■ Records shown
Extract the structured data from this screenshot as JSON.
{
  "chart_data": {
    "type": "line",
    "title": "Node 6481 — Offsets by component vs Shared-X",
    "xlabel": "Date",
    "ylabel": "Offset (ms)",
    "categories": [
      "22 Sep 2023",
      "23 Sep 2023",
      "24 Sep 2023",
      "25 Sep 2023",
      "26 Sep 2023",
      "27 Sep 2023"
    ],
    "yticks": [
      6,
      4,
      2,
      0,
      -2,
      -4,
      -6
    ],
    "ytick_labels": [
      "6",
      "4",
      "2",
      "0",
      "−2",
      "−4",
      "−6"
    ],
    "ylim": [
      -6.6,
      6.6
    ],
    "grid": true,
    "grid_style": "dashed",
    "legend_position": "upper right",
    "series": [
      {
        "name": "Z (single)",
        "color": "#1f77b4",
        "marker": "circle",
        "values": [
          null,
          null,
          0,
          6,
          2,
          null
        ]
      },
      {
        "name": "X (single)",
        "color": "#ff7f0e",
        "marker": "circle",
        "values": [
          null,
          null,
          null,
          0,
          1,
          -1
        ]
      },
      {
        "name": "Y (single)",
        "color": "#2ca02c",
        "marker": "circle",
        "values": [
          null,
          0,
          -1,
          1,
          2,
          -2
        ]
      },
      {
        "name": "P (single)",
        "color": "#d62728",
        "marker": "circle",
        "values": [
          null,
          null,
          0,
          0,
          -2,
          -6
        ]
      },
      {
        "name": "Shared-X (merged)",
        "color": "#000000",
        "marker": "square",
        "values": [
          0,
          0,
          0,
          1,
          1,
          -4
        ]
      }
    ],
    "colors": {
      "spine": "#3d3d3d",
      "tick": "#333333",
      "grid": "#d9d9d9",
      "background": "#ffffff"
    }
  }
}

■ Aim
Reproduce each line of the material above precisely.

■ Correct result
Extract the structured data from this screenshot as JSON.
{
  "chart_data": {
    "type": "line",
    "title": "Node 6481 — Offsets by component vs Shared-X",
    "xlabel": "Date",
    "ylabel": "Offset (ms)",
    "categories": [
      "22 Sep 2023",
      "23 Sep 2023",
      "24 Sep 2023",
      "25 Sep 2023",
      "26 Sep 2023",
      "27 Sep 2023"
    ],
    "yticks": [
      6,
      4,
      2,
      0,
      -2,
      -4,
      -6
    ],
    "ytick_labels": [
      "6",
      "4",
      "2",
      "0",
      "−2",
      "−4",
      "−6"
    ],
    "ylim": [
      -6.6,
      6.6
    ],
    "grid": true,
    "grid_style": "dashed",
    "legend_position": "upper right",
    "series": [
      {
        "name": "Z (single)",
        "color": "#1f77b4",
        "marker": "circle",
        "values": [
          null,
          null,
          0,
          6,
          2,
          null
        ]
      },
      {
        "name": "X (single)",
        "color": "#ff7f0e",
        "marker": "circle",
        "values": [
          null,
          null,
          null,
          0,
          1,
          -1
        ]
      },
      {
        "name": "Y (single)",
        "color": "#2ca02c",
        "marker": "circle",
        "values": [
          null,
          0,
          -1,
          1,
          2,
          -2
        ]
      },
      {
        "name": "P (single)",
        "color": "#d62728",
        "marker": "circle",
        "values": [
          null,
          null,
          0,
          0,
          -2,
          -6
        ]
      },
      {
        "name": "Shared-X (merged)",
        "color": "#000000",
        "marker": "square",
        "values": [
          0,
          0,
          0,
          1,
          1,
          -4
        ]
      }
    ],
    "colors": {
      "spine": "#3d3d3d",
      "tick": "#333333",
      "grid": "#d9d9d9",
      "background": "#ffffff"
    }
  }
}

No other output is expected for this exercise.